* [Written instruction]
Which lines below hold the word "icon"? Report each one.

* [Dataset content]
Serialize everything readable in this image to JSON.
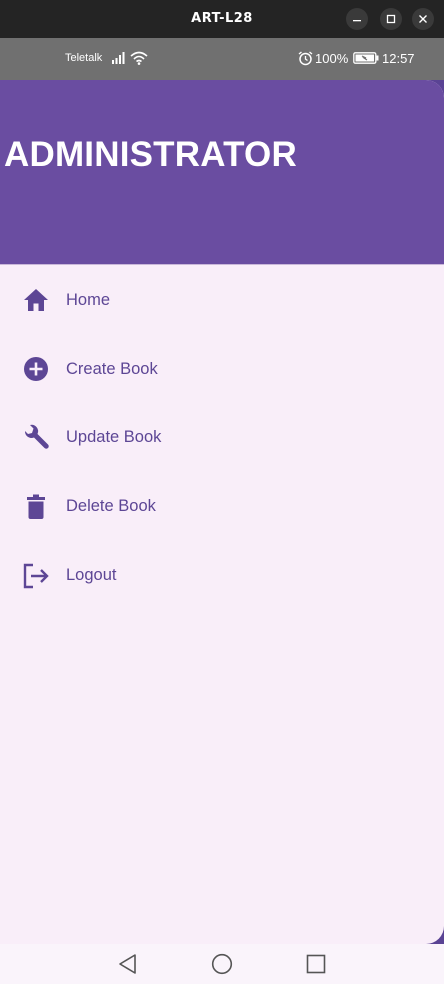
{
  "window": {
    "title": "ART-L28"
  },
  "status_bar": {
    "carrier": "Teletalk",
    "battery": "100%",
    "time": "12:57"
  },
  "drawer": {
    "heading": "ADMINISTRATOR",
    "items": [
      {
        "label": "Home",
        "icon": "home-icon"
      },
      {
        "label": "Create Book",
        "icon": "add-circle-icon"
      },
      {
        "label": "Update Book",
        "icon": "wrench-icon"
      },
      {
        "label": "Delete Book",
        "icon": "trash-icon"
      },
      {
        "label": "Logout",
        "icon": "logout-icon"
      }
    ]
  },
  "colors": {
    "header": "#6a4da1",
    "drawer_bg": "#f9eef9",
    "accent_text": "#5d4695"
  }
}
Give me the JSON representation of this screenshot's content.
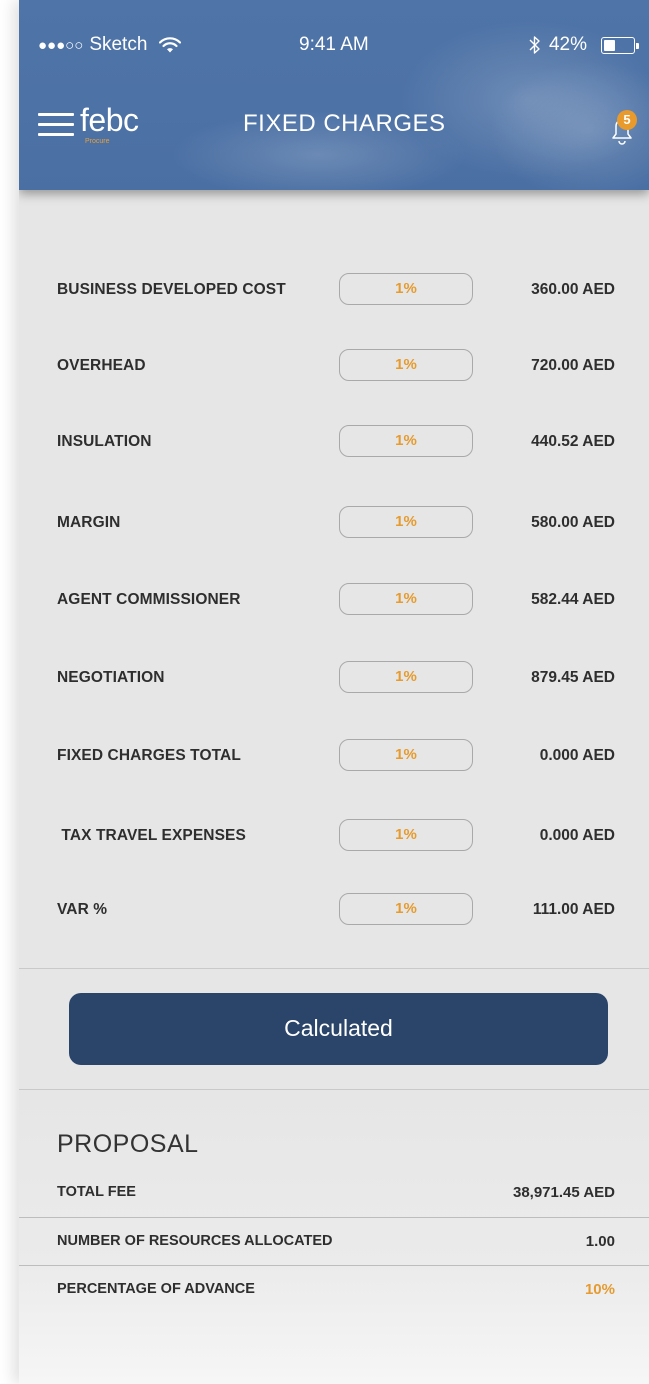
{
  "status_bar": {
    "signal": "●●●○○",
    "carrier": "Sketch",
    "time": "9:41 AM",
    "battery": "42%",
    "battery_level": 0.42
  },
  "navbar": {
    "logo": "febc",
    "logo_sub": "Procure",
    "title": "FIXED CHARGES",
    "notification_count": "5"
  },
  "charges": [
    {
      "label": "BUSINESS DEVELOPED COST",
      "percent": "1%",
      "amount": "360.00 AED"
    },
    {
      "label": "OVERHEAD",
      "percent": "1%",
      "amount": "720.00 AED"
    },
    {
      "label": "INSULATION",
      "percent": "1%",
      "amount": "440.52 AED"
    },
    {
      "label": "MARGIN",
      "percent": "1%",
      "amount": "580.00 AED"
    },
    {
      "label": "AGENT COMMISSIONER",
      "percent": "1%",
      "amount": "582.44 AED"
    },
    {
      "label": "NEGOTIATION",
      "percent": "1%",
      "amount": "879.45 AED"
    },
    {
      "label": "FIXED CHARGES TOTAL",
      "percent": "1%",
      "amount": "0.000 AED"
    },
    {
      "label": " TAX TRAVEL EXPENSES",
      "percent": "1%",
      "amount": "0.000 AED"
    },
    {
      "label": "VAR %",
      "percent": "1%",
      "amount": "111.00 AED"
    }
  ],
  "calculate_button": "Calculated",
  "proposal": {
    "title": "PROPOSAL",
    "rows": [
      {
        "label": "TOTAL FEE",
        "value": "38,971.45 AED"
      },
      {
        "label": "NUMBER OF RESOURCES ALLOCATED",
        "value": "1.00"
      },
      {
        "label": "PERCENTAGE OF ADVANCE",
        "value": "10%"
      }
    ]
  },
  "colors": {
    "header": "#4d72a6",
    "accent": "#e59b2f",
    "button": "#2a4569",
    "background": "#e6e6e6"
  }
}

* [Worked solution]
        "icon": "home-icon"
        "icon": "add-circle-icon"
        "icon": "wrench-icon"
        "icon": "trash-icon"
        "icon": "logout-icon"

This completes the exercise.